Task to carry out — Find the word "JSON" in the material below and gather every line that contains it.
[BEGIN Records provided]
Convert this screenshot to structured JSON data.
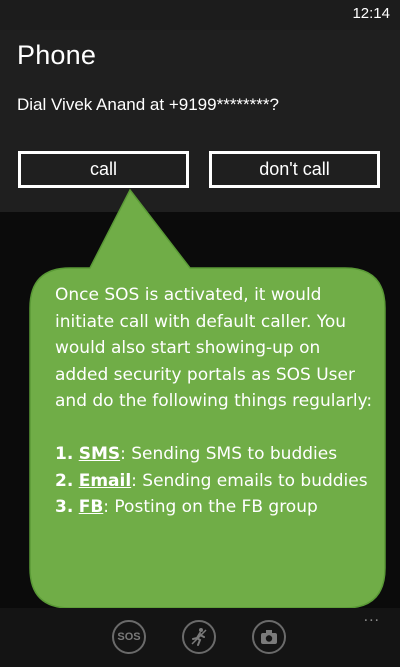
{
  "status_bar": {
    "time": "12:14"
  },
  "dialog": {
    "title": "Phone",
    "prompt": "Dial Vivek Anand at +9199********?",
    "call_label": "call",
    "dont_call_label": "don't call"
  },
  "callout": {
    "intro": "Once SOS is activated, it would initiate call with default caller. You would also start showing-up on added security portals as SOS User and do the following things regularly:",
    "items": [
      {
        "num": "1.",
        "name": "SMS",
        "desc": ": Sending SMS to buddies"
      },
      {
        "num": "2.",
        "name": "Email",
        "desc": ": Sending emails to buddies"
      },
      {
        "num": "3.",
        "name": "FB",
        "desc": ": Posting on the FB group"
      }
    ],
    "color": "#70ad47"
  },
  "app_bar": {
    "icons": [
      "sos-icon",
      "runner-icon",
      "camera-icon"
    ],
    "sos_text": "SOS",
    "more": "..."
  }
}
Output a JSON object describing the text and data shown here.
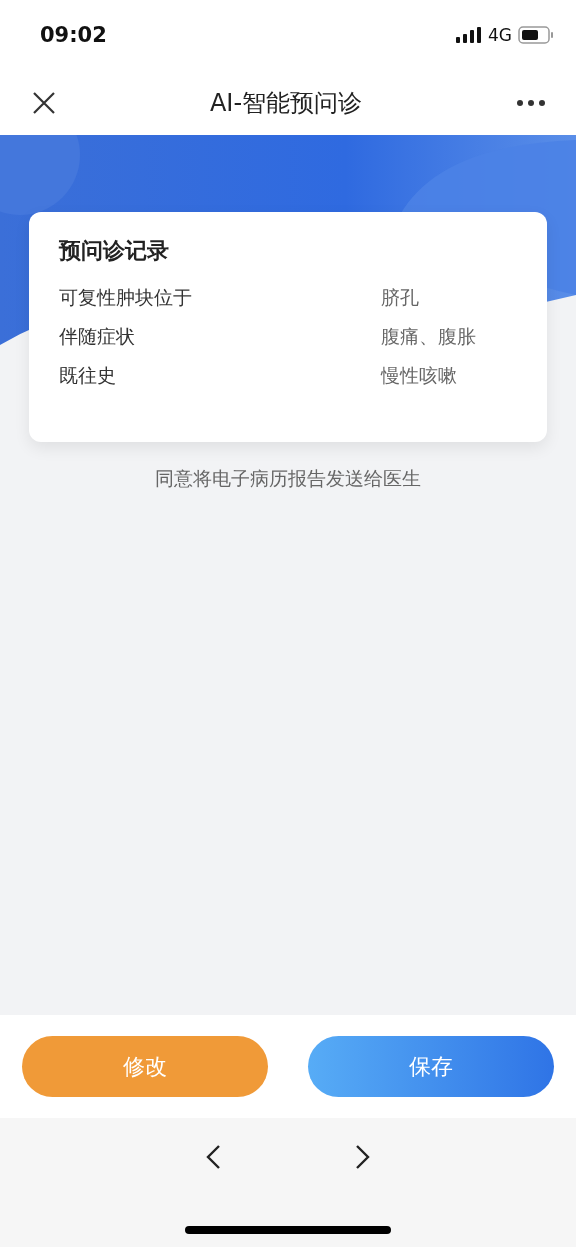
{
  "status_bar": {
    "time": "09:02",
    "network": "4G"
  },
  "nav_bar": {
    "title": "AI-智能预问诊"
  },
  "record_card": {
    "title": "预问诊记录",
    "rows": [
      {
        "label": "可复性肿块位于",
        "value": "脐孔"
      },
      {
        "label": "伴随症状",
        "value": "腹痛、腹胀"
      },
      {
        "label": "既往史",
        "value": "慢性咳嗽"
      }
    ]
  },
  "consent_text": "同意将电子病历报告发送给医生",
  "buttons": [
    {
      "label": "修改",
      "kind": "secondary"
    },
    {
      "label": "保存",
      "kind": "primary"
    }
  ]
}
[END Records provided]
[BEGIN Records provided]
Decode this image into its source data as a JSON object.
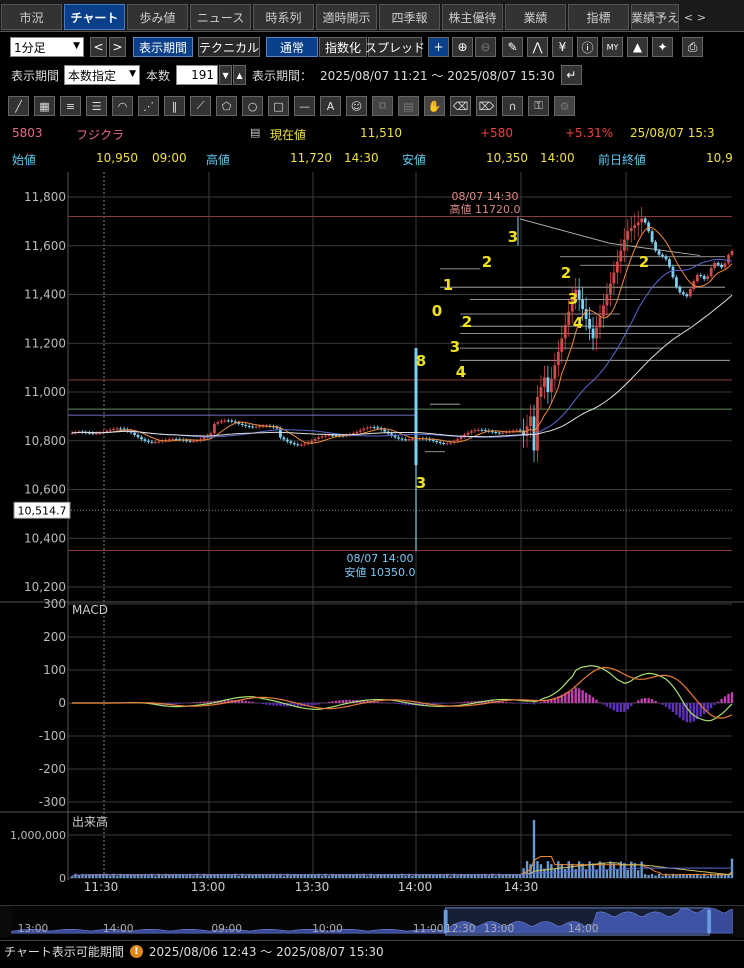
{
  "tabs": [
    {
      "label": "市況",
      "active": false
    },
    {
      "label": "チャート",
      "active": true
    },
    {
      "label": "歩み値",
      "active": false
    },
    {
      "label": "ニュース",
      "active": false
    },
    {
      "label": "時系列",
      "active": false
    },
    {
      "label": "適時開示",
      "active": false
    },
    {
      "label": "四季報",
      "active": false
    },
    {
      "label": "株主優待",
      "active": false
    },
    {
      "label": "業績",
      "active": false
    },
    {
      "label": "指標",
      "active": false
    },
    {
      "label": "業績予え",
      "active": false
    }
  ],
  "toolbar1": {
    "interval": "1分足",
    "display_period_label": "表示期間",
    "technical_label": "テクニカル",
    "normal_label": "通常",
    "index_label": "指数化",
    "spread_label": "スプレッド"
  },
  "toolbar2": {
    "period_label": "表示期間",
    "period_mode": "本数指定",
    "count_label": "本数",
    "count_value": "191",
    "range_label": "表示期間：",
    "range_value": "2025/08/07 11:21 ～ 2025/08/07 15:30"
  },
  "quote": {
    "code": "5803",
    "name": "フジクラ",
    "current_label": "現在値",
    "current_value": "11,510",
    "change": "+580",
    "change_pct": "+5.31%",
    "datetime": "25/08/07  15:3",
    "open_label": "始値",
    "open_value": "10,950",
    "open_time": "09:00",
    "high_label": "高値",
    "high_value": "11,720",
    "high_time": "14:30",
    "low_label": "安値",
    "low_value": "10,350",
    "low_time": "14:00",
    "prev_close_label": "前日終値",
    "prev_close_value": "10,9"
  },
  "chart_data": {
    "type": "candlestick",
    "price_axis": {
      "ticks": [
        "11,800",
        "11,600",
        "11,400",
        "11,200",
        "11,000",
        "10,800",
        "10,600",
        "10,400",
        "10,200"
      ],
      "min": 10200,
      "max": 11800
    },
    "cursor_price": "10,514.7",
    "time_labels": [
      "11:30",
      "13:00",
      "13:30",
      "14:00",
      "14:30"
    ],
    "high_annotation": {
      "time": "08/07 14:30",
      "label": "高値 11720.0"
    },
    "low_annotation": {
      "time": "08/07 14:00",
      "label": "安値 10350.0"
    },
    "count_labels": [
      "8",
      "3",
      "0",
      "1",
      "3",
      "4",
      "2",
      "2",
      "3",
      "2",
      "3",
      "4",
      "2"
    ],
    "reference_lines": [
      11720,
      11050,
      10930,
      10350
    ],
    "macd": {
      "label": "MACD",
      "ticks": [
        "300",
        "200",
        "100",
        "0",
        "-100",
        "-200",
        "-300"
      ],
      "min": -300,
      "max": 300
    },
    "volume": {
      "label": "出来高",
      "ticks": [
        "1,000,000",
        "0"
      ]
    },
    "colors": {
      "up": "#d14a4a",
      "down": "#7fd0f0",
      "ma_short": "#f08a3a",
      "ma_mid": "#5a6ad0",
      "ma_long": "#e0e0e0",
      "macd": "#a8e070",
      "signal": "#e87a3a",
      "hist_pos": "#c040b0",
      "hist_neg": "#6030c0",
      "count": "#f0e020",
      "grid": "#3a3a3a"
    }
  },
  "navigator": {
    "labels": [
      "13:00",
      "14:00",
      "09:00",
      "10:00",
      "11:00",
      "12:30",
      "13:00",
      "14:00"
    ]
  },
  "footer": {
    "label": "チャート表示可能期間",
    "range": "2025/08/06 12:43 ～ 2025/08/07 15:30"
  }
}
[END Records provided]
Task answer —
Convert this screenshot to structured JSON data.
Output a JSON object describing the text and data shown here.
Decode this image into its source data as a JSON object.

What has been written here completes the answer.